Input data:
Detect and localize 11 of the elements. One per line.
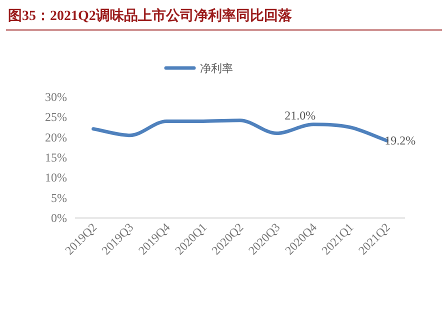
y-tick-label: 5% xyxy=(51,190,67,205)
chart-title: 图35：2021Q2调味品上市公司净利率同比回落 xyxy=(8,7,293,24)
data-label: 19.2% xyxy=(384,134,416,148)
y-tick-label: 30% xyxy=(45,90,67,104)
y-tick-label: 10% xyxy=(45,170,67,185)
data-label: 21.0% xyxy=(284,108,316,122)
y-tick-label: 20% xyxy=(45,130,67,144)
legend-label: 净利率 xyxy=(200,62,233,75)
y-tick-label: 25% xyxy=(45,110,67,124)
y-tick-label: 0% xyxy=(51,211,67,225)
y-tick-label: 15% xyxy=(45,150,67,164)
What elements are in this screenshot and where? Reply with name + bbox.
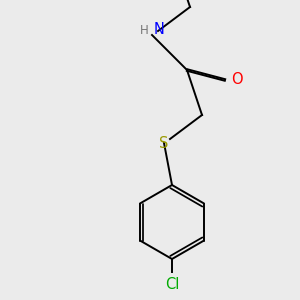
- Text: O: O: [231, 73, 243, 88]
- Text: N: N: [154, 22, 165, 37]
- Text: H: H: [140, 24, 149, 37]
- Text: S: S: [159, 136, 169, 151]
- Text: Cl: Cl: [165, 277, 179, 292]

Short problem:
Can you reproduce all of the material above word for word, leaving the pictures out of your answer?

Exercise response:
Detect and localize 11 of the elements. One per line.
y-tick-label: 5% xyxy=(51,190,67,205)
chart-title: 图35：2021Q2调味品上市公司净利率同比回落 xyxy=(8,7,293,24)
data-label: 19.2% xyxy=(384,134,416,148)
y-tick-label: 30% xyxy=(45,90,67,104)
y-tick-label: 10% xyxy=(45,170,67,185)
data-label: 21.0% xyxy=(284,108,316,122)
y-tick-label: 20% xyxy=(45,130,67,144)
legend-label: 净利率 xyxy=(200,62,233,75)
y-tick-label: 25% xyxy=(45,110,67,124)
y-tick-label: 0% xyxy=(51,211,67,225)
y-tick-label: 15% xyxy=(45,150,67,164)
What elements are in this screenshot and where? Reply with name + bbox.
- Text: O: O: [231, 73, 243, 88]
- Text: N: N: [154, 22, 165, 37]
- Text: H: H: [140, 24, 149, 37]
- Text: S: S: [159, 136, 169, 151]
- Text: Cl: Cl: [165, 277, 179, 292]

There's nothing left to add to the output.